Data entries:
· · · ·
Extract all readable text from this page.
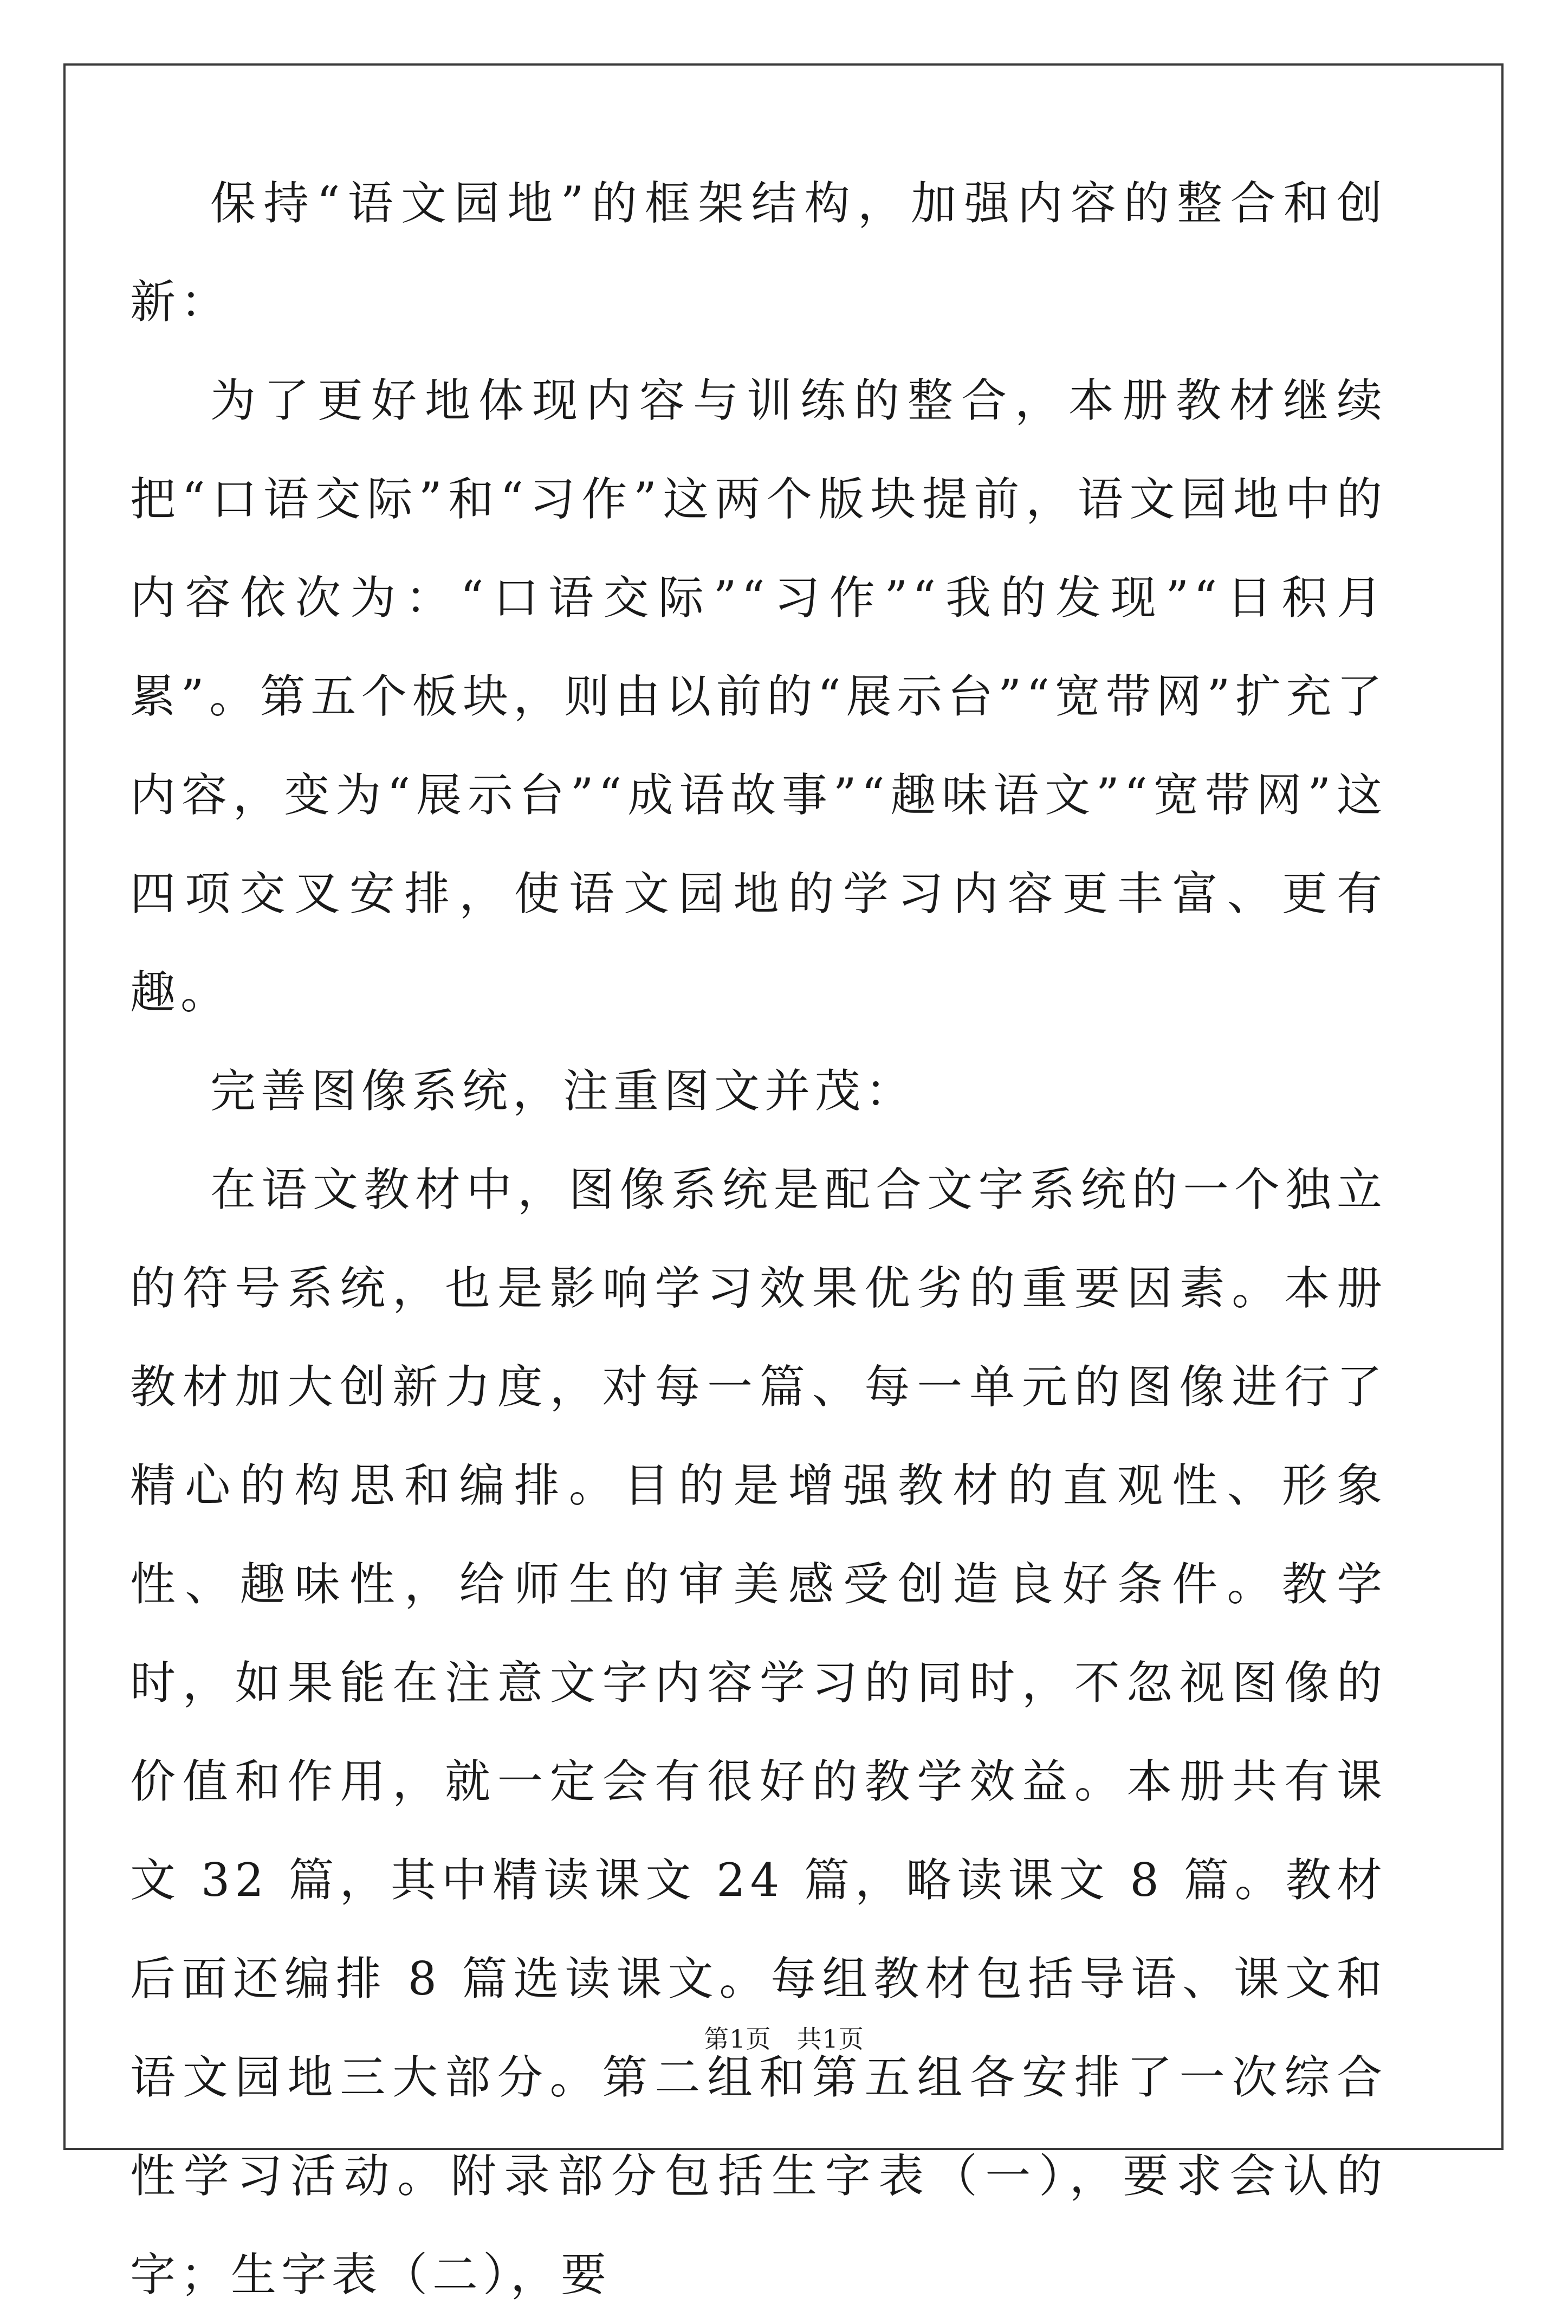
保持“语文园地”的框架结构，加强内容的整合和创新：

为了更好地体现内容与训练的整合，本册教材继续把“口语交际”和“习作”这两个版块提前，语文园地中的内容依次为：“口语交际”“习作”“我的发现”“日积月累”。第五个板块，则由以前的“展示台”“宽带网”扩充了内容，变为“展示台”“成语故事”“趣味语文”“宽带网”这四项交叉安排，使语文园地的学习内容更丰富、更有趣。

完善图像系统，注重图文并茂：

在语文教材中，图像系统是配合文字系统的一个独立的符号系统，也是影响学习效果优劣的重要因素。本册教材加大创新力度，对每一篇、每一单元的图像进行了精心的构思和编排。目的是增强教材的直观性、形象性、趣味性，给师生的审美感受创造良好条件。教学时，如果能在注意文字内容学习的同时，不忽视图像的价值和作用，就一定会有很好的教学效益。本册共有课文 32 篇，其中精读课文 24 篇，略读课文 8 篇。教材后面还编排 8 篇选读课文。每组教材包括导语、课文和语文园地三大部分。第二组和第五组各安排了一次综合性学习活动。附录部分包括生字表（一），要求会认的字；生字表（二），要

第1页　共1页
· · · ·
▸ TASK PROMPT:
Write out the entries above word for word. Do not include the pictures.

▸ REPLY:
Extract all readable text from this page.
保持“语文园地”的框架结构，加强内容的整合和创新：

为了更好地体现内容与训练的整合，本册教材继续把“口语交际”和“习作”这两个版块提前，语文园地中的内容依次为：“口语交际”“习作”“我的发现”“日积月累”。第五个板块，则由以前的“展示台”“宽带网”扩充了内容，变为“展示台”“成语故事”“趣味语文”“宽带网”这四项交叉安排，使语文园地的学习内容更丰富、更有趣。

完善图像系统，注重图文并茂：

在语文教材中，图像系统是配合文字系统的一个独立的符号系统，也是影响学习效果优劣的重要因素。本册教材加大创新力度，对每一篇、每一单元的图像进行了精心的构思和编排。目的是增强教材的直观性、形象性、趣味性，给师生的审美感受创造良好条件。教学时，如果能在注意文字内容学习的同时，不忽视图像的价值和作用，就一定会有很好的教学效益。本册共有课文 32 篇，其中精读课文 24 篇，略读课文 8 篇。教材后面还编排 8 篇选读课文。每组教材包括导语、课文和语文园地三大部分。第二组和第五组各安排了一次综合性学习活动。附录部分包括生字表（一），要求会认的字；生字表（二），要

第1页　共1页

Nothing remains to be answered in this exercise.